» **Set problem**
Return the lines below that carry the word "禾多科技".

============================================================

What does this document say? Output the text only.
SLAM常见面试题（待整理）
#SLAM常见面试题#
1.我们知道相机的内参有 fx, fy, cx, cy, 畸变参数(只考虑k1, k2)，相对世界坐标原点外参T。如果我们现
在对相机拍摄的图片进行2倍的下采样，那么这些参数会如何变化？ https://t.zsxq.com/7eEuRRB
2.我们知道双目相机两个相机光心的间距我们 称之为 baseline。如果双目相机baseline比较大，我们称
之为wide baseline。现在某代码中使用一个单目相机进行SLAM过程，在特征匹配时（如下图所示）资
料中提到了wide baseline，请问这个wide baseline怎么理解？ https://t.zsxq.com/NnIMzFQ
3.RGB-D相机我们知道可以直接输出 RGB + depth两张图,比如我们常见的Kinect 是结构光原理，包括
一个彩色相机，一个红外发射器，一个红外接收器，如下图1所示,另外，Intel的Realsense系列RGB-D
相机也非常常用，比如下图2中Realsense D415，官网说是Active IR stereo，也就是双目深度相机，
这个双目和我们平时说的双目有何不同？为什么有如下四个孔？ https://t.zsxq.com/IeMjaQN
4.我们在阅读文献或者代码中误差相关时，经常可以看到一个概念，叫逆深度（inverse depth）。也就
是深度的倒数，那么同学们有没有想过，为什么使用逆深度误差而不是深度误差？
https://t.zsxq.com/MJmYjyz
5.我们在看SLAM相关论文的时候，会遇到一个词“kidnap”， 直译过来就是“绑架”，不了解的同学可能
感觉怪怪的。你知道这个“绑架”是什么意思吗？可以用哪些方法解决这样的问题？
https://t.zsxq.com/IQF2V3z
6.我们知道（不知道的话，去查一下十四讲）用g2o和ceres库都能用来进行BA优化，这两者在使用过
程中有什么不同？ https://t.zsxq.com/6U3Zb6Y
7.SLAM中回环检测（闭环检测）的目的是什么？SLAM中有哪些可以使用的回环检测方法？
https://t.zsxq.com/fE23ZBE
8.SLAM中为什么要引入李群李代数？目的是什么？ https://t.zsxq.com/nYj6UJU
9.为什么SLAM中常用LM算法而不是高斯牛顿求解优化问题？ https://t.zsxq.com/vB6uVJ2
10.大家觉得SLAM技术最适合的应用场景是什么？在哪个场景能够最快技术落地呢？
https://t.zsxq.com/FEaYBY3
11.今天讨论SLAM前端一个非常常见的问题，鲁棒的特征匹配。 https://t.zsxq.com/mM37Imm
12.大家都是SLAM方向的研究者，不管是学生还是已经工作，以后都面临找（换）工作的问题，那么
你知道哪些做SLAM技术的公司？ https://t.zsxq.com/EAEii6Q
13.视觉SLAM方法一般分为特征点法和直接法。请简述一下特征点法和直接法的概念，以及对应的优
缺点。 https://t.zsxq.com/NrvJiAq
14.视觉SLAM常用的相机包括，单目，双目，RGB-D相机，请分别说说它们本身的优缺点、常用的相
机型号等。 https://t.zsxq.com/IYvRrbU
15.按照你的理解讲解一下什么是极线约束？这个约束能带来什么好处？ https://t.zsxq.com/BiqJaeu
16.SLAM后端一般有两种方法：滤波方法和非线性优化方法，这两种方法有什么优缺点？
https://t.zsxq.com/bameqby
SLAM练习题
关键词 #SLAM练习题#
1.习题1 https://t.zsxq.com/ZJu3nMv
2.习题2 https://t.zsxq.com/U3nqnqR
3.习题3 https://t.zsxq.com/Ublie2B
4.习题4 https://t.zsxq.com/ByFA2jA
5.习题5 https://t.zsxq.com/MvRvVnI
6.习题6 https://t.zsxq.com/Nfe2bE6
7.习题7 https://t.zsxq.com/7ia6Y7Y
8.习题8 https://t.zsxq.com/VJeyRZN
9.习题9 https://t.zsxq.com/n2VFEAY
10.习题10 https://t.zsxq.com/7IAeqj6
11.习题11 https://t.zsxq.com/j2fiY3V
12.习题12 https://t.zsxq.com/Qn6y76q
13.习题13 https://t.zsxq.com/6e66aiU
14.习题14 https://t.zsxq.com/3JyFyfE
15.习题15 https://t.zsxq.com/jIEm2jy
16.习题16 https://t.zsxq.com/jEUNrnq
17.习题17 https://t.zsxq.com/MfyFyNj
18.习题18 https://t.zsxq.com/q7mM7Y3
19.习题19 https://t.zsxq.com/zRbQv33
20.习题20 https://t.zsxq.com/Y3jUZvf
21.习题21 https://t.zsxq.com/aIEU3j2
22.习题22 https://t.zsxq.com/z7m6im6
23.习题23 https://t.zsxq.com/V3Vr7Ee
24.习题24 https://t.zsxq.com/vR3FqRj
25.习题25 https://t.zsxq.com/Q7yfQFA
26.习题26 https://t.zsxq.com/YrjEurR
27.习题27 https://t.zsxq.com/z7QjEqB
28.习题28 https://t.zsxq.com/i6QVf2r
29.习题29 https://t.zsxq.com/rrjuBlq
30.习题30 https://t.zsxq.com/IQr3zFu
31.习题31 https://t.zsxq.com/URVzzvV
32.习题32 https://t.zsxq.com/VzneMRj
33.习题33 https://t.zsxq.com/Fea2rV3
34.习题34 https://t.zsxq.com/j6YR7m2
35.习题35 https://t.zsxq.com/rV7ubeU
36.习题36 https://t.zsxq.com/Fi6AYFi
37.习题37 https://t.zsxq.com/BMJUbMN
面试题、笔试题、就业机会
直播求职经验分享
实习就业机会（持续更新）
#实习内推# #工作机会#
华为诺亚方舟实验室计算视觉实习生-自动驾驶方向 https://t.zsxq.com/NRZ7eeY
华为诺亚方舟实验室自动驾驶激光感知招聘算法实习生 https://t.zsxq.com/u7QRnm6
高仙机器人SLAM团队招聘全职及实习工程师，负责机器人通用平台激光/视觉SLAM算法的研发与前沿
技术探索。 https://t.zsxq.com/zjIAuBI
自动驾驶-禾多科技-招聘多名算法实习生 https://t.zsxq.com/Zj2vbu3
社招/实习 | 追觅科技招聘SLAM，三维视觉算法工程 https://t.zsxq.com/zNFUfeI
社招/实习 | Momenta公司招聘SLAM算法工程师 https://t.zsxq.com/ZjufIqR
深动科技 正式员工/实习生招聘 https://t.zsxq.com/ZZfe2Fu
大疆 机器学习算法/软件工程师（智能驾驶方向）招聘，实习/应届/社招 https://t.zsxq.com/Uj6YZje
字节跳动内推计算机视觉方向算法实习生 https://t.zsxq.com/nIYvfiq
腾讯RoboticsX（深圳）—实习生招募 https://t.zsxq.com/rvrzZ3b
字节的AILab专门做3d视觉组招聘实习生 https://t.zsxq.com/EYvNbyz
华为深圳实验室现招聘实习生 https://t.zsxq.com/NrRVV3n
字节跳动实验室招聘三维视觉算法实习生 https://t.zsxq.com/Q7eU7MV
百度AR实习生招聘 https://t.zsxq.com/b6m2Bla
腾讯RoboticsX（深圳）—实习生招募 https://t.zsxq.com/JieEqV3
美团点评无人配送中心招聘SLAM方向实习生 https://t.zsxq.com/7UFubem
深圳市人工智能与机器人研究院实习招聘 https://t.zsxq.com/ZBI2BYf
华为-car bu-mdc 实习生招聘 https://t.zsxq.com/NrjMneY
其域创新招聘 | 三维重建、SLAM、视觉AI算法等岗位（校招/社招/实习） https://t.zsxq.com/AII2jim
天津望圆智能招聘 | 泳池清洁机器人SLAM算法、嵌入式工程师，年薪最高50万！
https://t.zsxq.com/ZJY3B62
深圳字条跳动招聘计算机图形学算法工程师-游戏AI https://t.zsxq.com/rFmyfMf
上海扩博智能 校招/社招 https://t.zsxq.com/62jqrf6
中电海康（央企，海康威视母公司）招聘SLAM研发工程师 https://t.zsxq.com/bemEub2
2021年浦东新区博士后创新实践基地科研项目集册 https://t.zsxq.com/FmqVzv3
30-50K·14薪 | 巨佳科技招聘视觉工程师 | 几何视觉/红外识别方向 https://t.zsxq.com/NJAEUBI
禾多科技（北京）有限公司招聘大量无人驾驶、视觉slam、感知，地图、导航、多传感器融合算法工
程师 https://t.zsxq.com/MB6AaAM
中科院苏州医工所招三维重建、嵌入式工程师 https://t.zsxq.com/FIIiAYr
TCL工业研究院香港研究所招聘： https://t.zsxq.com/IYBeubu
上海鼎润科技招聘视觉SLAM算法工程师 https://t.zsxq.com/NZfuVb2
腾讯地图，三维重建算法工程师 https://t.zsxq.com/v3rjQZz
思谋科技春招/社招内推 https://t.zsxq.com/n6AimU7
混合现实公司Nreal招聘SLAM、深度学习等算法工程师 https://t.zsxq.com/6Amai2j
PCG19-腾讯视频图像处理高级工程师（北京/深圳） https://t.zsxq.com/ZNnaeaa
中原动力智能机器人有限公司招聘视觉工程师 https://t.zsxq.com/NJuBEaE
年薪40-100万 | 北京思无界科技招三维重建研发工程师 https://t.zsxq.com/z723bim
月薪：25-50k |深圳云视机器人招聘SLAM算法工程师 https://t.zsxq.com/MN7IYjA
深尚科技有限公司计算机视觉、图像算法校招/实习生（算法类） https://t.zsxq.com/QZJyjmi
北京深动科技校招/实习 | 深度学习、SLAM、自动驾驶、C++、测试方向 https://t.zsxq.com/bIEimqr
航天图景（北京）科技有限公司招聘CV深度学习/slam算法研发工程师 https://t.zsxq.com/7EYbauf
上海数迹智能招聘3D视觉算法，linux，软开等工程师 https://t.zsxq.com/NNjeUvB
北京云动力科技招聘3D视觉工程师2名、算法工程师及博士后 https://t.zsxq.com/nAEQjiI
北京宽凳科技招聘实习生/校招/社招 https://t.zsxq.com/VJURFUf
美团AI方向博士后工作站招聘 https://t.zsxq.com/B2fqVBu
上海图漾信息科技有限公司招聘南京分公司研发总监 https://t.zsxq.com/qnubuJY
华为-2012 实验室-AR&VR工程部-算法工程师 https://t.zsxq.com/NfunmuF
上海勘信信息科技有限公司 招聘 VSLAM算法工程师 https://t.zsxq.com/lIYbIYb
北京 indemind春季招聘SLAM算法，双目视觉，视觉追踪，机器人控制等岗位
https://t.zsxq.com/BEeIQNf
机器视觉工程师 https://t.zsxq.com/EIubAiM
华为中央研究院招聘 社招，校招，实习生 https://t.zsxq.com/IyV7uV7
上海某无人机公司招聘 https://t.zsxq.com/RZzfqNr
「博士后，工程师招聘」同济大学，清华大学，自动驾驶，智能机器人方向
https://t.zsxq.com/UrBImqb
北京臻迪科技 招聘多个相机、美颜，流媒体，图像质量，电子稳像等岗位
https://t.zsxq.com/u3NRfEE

============================================================

» **Solution to the exercise**
自动驾驶-禾多科技-招聘多名算法实习生 https://t.zsxq.com/Zj2vbu3
禾多科技（北京）有限公司招聘大量无人驾驶、视觉slam、感知，地图、导航、多传感器融合算法工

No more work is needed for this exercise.